begin ENTRIES SHOWN
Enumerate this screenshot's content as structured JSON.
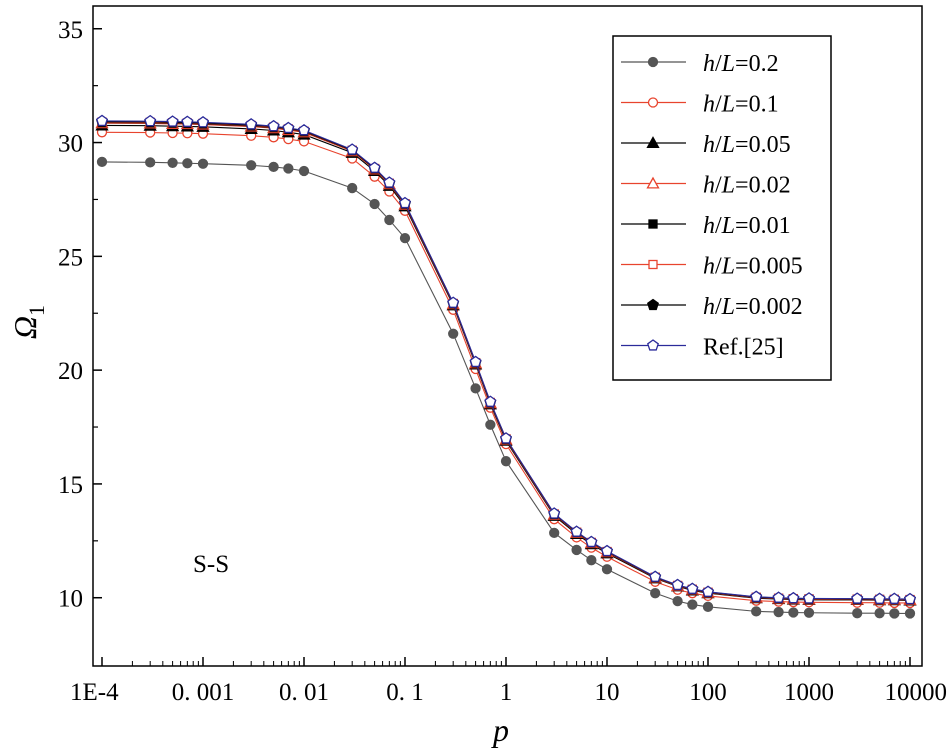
{
  "chart_data": {
    "type": "line",
    "title": "",
    "xlabel": "p",
    "ylabel": "Ω",
    "ylabel_sub": "1",
    "xscale": "log",
    "xlim": [
      0.0001,
      10000
    ],
    "ylim": [
      7,
      36
    ],
    "grid": false,
    "legend_position": "top-right",
    "x_ticks": [
      {
        "value": 0.0001,
        "label": "1E-4"
      },
      {
        "value": 0.001,
        "label": "0. 001"
      },
      {
        "value": 0.01,
        "label": "0. 01"
      },
      {
        "value": 0.1,
        "label": "0. 1"
      },
      {
        "value": 1,
        "label": "1"
      },
      {
        "value": 10,
        "label": "10"
      },
      {
        "value": 100,
        "label": "100"
      },
      {
        "value": 1000,
        "label": "1000"
      },
      {
        "value": 10000,
        "label": "10000"
      }
    ],
    "y_ticks": [
      {
        "value": 10,
        "label": "10"
      },
      {
        "value": 15,
        "label": "15"
      },
      {
        "value": 20,
        "label": "20"
      },
      {
        "value": 25,
        "label": "25"
      },
      {
        "value": 30,
        "label": "30"
      },
      {
        "value": 35,
        "label": "35"
      }
    ],
    "annotation": "S-S",
    "x": [
      0.0001,
      0.0003,
      0.0005,
      0.0007,
      0.001,
      0.003,
      0.005,
      0.007,
      0.01,
      0.03,
      0.05,
      0.07,
      0.1,
      0.3,
      0.5,
      0.7,
      1,
      3,
      5,
      7,
      10,
      30,
      50,
      70,
      100,
      300,
      500,
      700,
      1000,
      3000,
      5000,
      7000,
      10000
    ],
    "series": [
      {
        "name": "h/L=0.2",
        "label_parts": [
          "h",
          "/",
          "L",
          "=0.2"
        ],
        "color": "#555555",
        "marker": "filled-circle",
        "values": [
          29.15,
          29.13,
          29.11,
          29.09,
          29.07,
          29.0,
          28.93,
          28.86,
          28.75,
          28.0,
          27.3,
          26.6,
          25.8,
          21.6,
          19.2,
          17.6,
          16.0,
          12.85,
          12.1,
          11.65,
          11.25,
          10.2,
          9.85,
          9.7,
          9.6,
          9.4,
          9.37,
          9.35,
          9.34,
          9.32,
          9.32,
          9.31,
          9.31
        ]
      },
      {
        "name": "h/L=0.1",
        "label_parts": [
          "h",
          "/",
          "L",
          "=0.1"
        ],
        "color": "#e8442e",
        "marker": "open-circle",
        "values": [
          30.45,
          30.44,
          30.42,
          30.41,
          30.39,
          30.3,
          30.23,
          30.15,
          30.05,
          29.3,
          28.5,
          27.85,
          27.0,
          22.65,
          20.05,
          18.35,
          16.75,
          13.45,
          12.65,
          12.2,
          11.8,
          10.7,
          10.35,
          10.2,
          10.08,
          9.87,
          9.83,
          9.81,
          9.8,
          9.78,
          9.78,
          9.77,
          9.77
        ]
      },
      {
        "name": "h/L=0.05",
        "label_parts": [
          "h",
          "/",
          "L",
          "=0.05"
        ],
        "color": "#000000",
        "marker": "filled-triangle",
        "values": [
          30.75,
          30.74,
          30.72,
          30.71,
          30.69,
          30.6,
          30.53,
          30.45,
          30.35,
          29.55,
          28.75,
          28.1,
          27.2,
          22.85,
          20.25,
          18.5,
          16.9,
          13.6,
          12.8,
          12.35,
          11.95,
          10.85,
          10.5,
          10.32,
          10.2,
          9.98,
          9.94,
          9.92,
          9.91,
          9.9,
          9.89,
          9.89,
          9.88
        ]
      },
      {
        "name": "h/L=0.02",
        "label_parts": [
          "h",
          "/",
          "L",
          "=0.02"
        ],
        "color": "#e8442e",
        "marker": "open-triangle",
        "values": [
          30.85,
          30.84,
          30.82,
          30.81,
          30.79,
          30.7,
          30.63,
          30.55,
          30.45,
          29.62,
          28.82,
          28.17,
          27.27,
          22.9,
          20.3,
          18.55,
          16.95,
          13.65,
          12.85,
          12.4,
          12.0,
          10.88,
          10.52,
          10.35,
          10.22,
          10.0,
          9.96,
          9.94,
          9.93,
          9.92,
          9.91,
          9.91,
          9.9
        ]
      },
      {
        "name": "h/L=0.01",
        "label_parts": [
          "h",
          "/",
          "L",
          "=0.01"
        ],
        "color": "#000000",
        "marker": "filled-square",
        "values": [
          30.88,
          30.87,
          30.85,
          30.84,
          30.82,
          30.73,
          30.66,
          30.58,
          30.48,
          29.65,
          28.85,
          28.2,
          27.3,
          22.92,
          20.32,
          18.57,
          16.97,
          13.67,
          12.87,
          12.42,
          12.02,
          10.89,
          10.53,
          10.36,
          10.23,
          10.01,
          9.97,
          9.95,
          9.94,
          9.93,
          9.92,
          9.92,
          9.91
        ]
      },
      {
        "name": "h/L=0.005",
        "label_parts": [
          "h",
          "/",
          "L",
          "=0.005"
        ],
        "color": "#e8442e",
        "marker": "open-square",
        "values": [
          30.9,
          30.89,
          30.87,
          30.86,
          30.84,
          30.75,
          30.68,
          30.6,
          30.5,
          29.66,
          28.86,
          28.21,
          27.31,
          22.93,
          20.33,
          18.58,
          16.98,
          13.68,
          12.88,
          12.43,
          12.03,
          10.9,
          10.54,
          10.37,
          10.24,
          10.02,
          9.98,
          9.96,
          9.95,
          9.94,
          9.93,
          9.93,
          9.92
        ]
      },
      {
        "name": "h/L=0.002",
        "label_parts": [
          "h",
          "/",
          "L",
          "=0.002"
        ],
        "color": "#000000",
        "marker": "filled-pentagon",
        "values": [
          30.92,
          30.91,
          30.89,
          30.88,
          30.86,
          30.77,
          30.7,
          30.62,
          30.52,
          29.67,
          28.87,
          28.22,
          27.32,
          22.94,
          20.34,
          18.59,
          16.99,
          13.69,
          12.89,
          12.44,
          12.04,
          10.91,
          10.55,
          10.38,
          10.25,
          10.03,
          9.99,
          9.97,
          9.96,
          9.95,
          9.94,
          9.94,
          9.93
        ]
      },
      {
        "name": "Ref.[25]",
        "label_parts": [
          "Ref.[25]"
        ],
        "color": "#2b2b9a",
        "marker": "open-pentagon",
        "values": [
          30.95,
          30.94,
          30.92,
          30.91,
          30.89,
          30.8,
          30.72,
          30.64,
          30.54,
          29.69,
          28.89,
          28.24,
          27.34,
          22.96,
          20.36,
          18.61,
          17.0,
          13.7,
          12.9,
          12.45,
          12.05,
          10.92,
          10.56,
          10.39,
          10.26,
          10.04,
          10.0,
          9.98,
          9.97,
          9.96,
          9.95,
          9.95,
          9.94
        ]
      }
    ]
  }
}
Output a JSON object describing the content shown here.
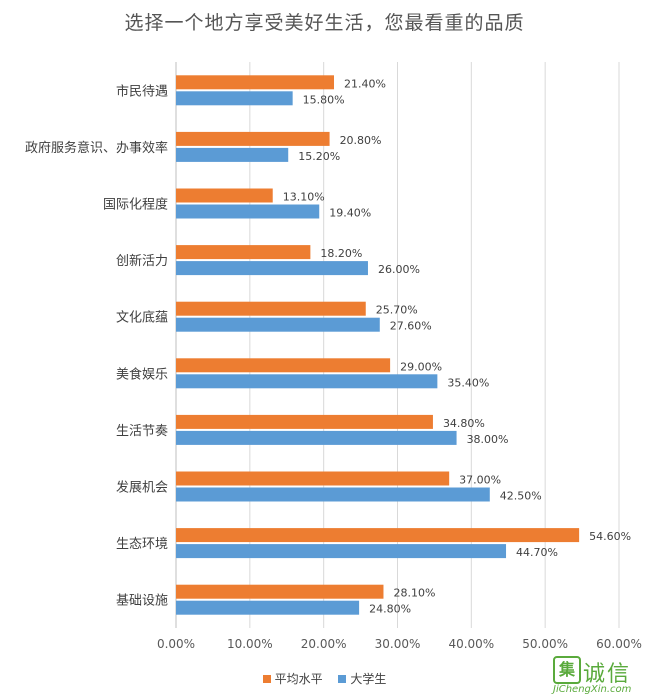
{
  "chart_data": {
    "type": "bar",
    "orientation": "horizontal",
    "title": "选择一个地方享受美好生活，您最看重的品质",
    "categories": [
      "市民待遇",
      "政府服务意识、办事效率",
      "国际化程度",
      "创新活力",
      "文化底蕴",
      "美食娱乐",
      "生活节奏",
      "发展机会",
      "生态环境",
      "基础设施"
    ],
    "series": [
      {
        "name": "平均水平",
        "color": "#ED7D31",
        "values": [
          21.4,
          20.8,
          13.1,
          18.2,
          25.7,
          29.0,
          34.8,
          37.0,
          54.6,
          28.1
        ],
        "labels": [
          "21.40%",
          "20.80%",
          "13.10%",
          "18.20%",
          "25.70%",
          "29.00%",
          "34.80%",
          "37.00%",
          "54.60%",
          "28.10%"
        ]
      },
      {
        "name": "大学生",
        "color": "#5B9BD5",
        "values": [
          15.8,
          15.2,
          19.4,
          26.0,
          27.6,
          35.4,
          38.0,
          42.5,
          44.7,
          24.8
        ],
        "labels": [
          "15.80%",
          "15.20%",
          "19.40%",
          "26.00%",
          "27.60%",
          "35.40%",
          "38.00%",
          "42.50%",
          "44.70%",
          "24.80%"
        ]
      }
    ],
    "xlim": [
      0,
      60
    ],
    "xticks": [
      0,
      10,
      20,
      30,
      40,
      50,
      60
    ],
    "xtick_labels": [
      "0.00%",
      "10.00%",
      "20.00%",
      "30.00%",
      "40.00%",
      "50.00%",
      "60.00%"
    ],
    "grid": true,
    "legend": "bottom"
  },
  "legend": {
    "items": [
      {
        "label": "平均水平",
        "color": "#ED7D31"
      },
      {
        "label": "大学生",
        "color": "#5B9BD5"
      }
    ]
  },
  "watermark": {
    "site_cn": "诚信",
    "site_en": "JiChengXin.com",
    "mark": "集"
  }
}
end ENTRIES SHOWN
Scan the lines for the string "filled". Pick out every line that has it.

**REPLY TO THE TASK:**
        "marker": "filled-circle",
        "marker": "filled-triangle",
        "marker": "filled-square",
        "marker": "filled-pentagon",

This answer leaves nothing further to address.